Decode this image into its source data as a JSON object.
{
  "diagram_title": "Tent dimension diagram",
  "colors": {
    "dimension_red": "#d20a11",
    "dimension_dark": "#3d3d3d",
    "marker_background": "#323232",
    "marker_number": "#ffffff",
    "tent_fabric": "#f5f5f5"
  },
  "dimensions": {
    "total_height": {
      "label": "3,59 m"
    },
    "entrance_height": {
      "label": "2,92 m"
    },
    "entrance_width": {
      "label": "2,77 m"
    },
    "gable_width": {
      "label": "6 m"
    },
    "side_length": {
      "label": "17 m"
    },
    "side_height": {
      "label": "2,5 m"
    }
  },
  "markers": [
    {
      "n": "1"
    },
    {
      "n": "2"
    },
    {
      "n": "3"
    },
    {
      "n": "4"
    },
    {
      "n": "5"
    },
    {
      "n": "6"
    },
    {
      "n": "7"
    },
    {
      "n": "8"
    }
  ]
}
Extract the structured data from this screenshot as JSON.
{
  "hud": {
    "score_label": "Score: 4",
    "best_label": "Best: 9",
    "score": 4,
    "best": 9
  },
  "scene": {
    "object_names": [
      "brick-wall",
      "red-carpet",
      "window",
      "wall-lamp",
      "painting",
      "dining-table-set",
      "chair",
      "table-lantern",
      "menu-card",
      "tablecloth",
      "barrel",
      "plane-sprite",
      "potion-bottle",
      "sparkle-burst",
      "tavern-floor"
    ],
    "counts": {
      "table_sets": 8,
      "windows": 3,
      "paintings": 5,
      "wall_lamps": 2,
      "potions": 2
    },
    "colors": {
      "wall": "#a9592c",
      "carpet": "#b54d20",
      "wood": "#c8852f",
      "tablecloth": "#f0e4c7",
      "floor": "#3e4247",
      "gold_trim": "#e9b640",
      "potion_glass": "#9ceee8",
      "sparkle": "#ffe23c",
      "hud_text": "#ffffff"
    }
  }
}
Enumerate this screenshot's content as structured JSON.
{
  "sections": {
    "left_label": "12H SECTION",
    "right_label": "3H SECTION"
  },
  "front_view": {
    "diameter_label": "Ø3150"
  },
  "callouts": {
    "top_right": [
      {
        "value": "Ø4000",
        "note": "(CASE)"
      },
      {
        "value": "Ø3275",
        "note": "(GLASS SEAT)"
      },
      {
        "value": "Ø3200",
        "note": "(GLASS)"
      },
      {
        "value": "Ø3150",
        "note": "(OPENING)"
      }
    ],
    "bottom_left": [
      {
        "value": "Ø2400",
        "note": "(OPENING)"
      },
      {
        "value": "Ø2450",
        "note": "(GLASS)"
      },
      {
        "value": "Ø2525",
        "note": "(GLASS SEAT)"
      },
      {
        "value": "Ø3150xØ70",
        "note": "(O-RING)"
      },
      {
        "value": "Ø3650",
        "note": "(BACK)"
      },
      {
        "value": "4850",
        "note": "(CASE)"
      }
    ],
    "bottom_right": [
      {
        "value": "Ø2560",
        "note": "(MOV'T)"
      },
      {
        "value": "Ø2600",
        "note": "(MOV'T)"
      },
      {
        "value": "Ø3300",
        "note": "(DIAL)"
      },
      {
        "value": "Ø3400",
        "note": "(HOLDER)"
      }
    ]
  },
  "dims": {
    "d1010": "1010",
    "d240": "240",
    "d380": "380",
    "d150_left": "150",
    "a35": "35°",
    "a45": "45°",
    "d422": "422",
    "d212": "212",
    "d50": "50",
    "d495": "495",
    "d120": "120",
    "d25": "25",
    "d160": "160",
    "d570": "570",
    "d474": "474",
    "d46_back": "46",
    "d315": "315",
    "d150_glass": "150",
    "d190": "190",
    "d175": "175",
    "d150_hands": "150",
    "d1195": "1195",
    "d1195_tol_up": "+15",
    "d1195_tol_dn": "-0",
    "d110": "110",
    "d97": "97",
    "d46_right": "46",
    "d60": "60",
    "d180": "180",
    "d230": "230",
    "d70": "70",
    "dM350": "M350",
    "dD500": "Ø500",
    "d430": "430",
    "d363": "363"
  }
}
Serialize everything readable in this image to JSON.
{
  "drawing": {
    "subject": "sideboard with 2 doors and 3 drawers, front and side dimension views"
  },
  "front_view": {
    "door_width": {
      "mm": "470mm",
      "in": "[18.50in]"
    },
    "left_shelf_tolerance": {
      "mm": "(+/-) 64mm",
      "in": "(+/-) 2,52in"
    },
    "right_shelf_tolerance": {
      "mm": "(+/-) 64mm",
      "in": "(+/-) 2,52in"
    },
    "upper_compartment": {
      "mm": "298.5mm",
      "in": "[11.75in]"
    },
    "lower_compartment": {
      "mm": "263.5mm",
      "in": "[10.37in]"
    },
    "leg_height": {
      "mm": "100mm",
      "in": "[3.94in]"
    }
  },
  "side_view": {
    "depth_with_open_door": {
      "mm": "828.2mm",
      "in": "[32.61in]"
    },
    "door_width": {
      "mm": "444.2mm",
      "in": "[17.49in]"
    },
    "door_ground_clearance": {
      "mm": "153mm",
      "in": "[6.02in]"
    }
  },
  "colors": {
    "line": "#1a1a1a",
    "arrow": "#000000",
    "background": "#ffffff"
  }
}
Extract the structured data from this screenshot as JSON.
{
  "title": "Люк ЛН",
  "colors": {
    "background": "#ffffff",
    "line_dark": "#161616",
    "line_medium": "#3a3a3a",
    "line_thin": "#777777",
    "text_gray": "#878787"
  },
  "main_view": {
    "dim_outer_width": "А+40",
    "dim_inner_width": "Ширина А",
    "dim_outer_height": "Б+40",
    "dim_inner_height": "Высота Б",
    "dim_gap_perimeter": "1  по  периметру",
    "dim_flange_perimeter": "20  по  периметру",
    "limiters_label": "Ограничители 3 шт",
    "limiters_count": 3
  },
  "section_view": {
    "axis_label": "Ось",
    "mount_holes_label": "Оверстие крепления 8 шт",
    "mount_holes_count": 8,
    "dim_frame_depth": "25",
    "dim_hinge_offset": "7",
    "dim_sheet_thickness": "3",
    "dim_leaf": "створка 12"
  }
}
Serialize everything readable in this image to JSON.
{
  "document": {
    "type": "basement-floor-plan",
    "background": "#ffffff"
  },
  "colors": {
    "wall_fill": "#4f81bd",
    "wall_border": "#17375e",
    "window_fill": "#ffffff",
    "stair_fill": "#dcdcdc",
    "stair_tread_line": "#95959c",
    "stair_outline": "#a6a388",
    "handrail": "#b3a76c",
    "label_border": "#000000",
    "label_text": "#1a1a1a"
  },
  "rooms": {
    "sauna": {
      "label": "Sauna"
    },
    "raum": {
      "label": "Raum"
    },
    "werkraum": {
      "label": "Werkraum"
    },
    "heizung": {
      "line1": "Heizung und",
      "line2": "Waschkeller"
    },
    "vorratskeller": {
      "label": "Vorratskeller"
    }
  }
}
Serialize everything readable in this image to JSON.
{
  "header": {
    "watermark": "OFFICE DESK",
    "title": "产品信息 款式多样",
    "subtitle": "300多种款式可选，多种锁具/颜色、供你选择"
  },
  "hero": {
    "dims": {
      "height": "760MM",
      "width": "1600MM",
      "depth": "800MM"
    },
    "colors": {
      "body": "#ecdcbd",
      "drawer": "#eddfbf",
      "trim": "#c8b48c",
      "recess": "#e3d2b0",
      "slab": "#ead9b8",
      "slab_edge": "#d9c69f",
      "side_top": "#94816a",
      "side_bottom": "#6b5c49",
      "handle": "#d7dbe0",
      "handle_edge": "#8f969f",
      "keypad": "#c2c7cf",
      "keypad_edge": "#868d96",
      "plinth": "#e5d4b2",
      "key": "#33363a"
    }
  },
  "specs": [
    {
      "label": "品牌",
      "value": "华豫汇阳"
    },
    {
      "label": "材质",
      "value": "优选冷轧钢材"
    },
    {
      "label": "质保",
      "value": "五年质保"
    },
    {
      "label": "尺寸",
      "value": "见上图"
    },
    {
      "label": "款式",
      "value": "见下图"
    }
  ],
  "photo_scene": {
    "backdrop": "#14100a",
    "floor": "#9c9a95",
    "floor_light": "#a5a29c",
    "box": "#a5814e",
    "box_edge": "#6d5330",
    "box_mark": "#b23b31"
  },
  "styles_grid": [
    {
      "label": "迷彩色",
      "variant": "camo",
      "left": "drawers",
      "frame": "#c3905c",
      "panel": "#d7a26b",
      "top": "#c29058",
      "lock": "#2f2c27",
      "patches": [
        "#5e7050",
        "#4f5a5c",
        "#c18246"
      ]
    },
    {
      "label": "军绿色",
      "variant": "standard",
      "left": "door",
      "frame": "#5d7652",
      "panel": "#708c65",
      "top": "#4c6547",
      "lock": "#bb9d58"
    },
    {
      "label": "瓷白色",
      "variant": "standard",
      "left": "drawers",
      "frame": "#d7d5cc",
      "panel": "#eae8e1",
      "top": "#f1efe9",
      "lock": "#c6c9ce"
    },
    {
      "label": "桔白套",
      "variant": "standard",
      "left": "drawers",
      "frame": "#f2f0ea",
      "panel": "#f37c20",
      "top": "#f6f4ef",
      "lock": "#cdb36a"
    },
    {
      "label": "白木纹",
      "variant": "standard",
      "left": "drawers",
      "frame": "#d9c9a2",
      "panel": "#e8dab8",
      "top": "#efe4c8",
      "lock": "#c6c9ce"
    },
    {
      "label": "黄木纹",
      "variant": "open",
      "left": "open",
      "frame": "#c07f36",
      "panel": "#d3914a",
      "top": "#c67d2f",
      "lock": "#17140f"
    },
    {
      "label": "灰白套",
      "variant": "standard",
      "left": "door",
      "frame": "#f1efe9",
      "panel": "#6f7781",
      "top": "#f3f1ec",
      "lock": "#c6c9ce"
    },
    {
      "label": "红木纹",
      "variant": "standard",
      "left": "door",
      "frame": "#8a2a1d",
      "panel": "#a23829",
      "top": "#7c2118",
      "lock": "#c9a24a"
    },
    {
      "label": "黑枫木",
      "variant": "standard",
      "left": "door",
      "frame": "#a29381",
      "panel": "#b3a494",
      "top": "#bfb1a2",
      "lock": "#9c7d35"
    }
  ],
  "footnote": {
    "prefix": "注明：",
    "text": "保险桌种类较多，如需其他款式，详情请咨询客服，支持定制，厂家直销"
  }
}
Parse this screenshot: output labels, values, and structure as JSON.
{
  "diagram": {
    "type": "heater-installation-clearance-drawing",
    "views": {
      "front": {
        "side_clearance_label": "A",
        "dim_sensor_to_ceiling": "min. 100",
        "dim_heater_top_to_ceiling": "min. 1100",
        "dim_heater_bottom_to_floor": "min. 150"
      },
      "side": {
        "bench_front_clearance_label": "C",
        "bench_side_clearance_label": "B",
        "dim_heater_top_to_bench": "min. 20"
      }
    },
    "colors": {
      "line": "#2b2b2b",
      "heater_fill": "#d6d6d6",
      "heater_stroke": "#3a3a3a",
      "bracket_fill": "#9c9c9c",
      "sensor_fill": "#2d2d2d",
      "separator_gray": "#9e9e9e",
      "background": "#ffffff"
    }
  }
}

**WHAT YOU ARE ASKED TO DO:** Output only the lines running from the line with "Parse this screenshot: output" through the final line of the data, inclusive.

**RESULT OF THE EXERCISE:**
Parse this screenshot: output labels, values, and structure as JSON.
{
  "diagram": {
    "type": "heater-installation-clearance-drawing",
    "views": {
      "front": {
        "side_clearance_label": "A",
        "dim_sensor_to_ceiling": "min. 100",
        "dim_heater_top_to_ceiling": "min. 1100",
        "dim_heater_bottom_to_floor": "min. 150"
      },
      "side": {
        "bench_front_clearance_label": "C",
        "bench_side_clearance_label": "B",
        "dim_heater_top_to_bench": "min. 20"
      }
    },
    "colors": {
      "line": "#2b2b2b",
      "heater_fill": "#d6d6d6",
      "heater_stroke": "#3a3a3a",
      "bracket_fill": "#9c9c9c",
      "sensor_fill": "#2d2d2d",
      "separator_gray": "#9e9e9e",
      "background": "#ffffff"
    }
  }
}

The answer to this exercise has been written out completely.